### Supplied material

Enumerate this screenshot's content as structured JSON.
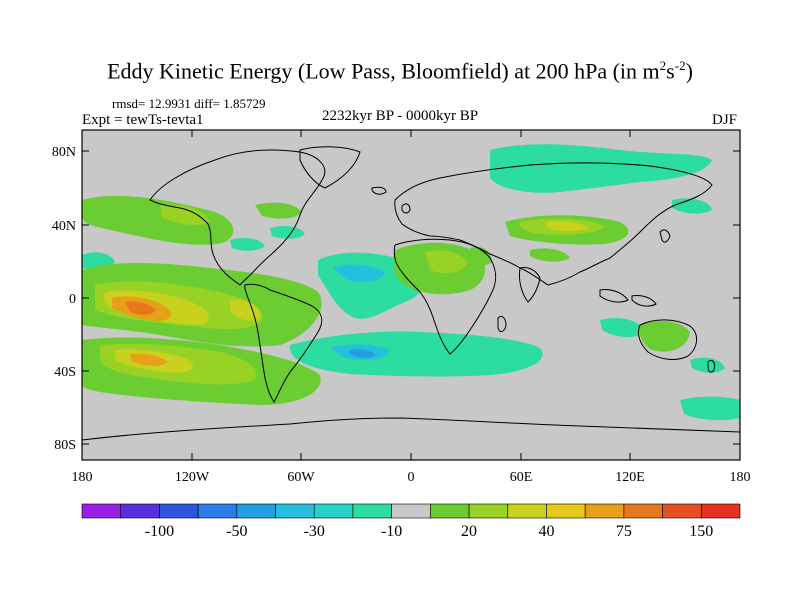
{
  "title_prefix": "Eddy Kinetic Energy (Low Pass, Bloomfield) at 200 hPa (in m",
  "title_sup1": "2",
  "title_mid": "s",
  "title_sup2": "-2",
  "title_suffix": ")",
  "stats_text": "rmsd= 12.9931  diff= 1.85729",
  "experiment_text": "Expt = tewTs-tevta1",
  "period_text": "2232kyr BP - 0000kyr BP",
  "season_text": "DJF",
  "lat_labels": [
    "80N",
    "40N",
    "0",
    "40S",
    "80S"
  ],
  "lon_labels": [
    "180",
    "120W",
    "60W",
    "0",
    "60E",
    "120E",
    "180"
  ],
  "colorbar_labels": [
    "-100",
    "-50",
    "-30",
    "-10",
    "20",
    "40",
    "75",
    "150"
  ],
  "colorbar_colors": [
    "#9a1fe6",
    "#5a2ee0",
    "#2e55e0",
    "#2a7de6",
    "#239fe0",
    "#25bfe0",
    "#24d2c8",
    "#2cdca0",
    "#c8c8c8",
    "#6ccd32",
    "#98d224",
    "#c8d21e",
    "#e6c81a",
    "#e6a019",
    "#e6781c",
    "#e65020",
    "#e63024"
  ],
  "colors": {
    "land_fill": "#c8c8c8",
    "coast_stroke": "#000000"
  }
}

### Your instructions
Each line of the material must be retyped exactly, except that images are omitted.

### Written answer
Enumerate this screenshot's content as structured JSON.
{
  "title_prefix": "Eddy Kinetic Energy (Low Pass, Bloomfield) at 200 hPa (in m",
  "title_sup1": "2",
  "title_mid": "s",
  "title_sup2": "-2",
  "title_suffix": ")",
  "stats_text": "rmsd= 12.9931  diff= 1.85729",
  "experiment_text": "Expt = tewTs-tevta1",
  "period_text": "2232kyr BP - 0000kyr BP",
  "season_text": "DJF",
  "lat_labels": [
    "80N",
    "40N",
    "0",
    "40S",
    "80S"
  ],
  "lon_labels": [
    "180",
    "120W",
    "60W",
    "0",
    "60E",
    "120E",
    "180"
  ],
  "colorbar_labels": [
    "-100",
    "-50",
    "-30",
    "-10",
    "20",
    "40",
    "75",
    "150"
  ],
  "colorbar_colors": [
    "#9a1fe6",
    "#5a2ee0",
    "#2e55e0",
    "#2a7de6",
    "#239fe0",
    "#25bfe0",
    "#24d2c8",
    "#2cdca0",
    "#c8c8c8",
    "#6ccd32",
    "#98d224",
    "#c8d21e",
    "#e6c81a",
    "#e6a019",
    "#e6781c",
    "#e65020",
    "#e63024"
  ],
  "colors": {
    "land_fill": "#c8c8c8",
    "coast_stroke": "#000000"
  }
}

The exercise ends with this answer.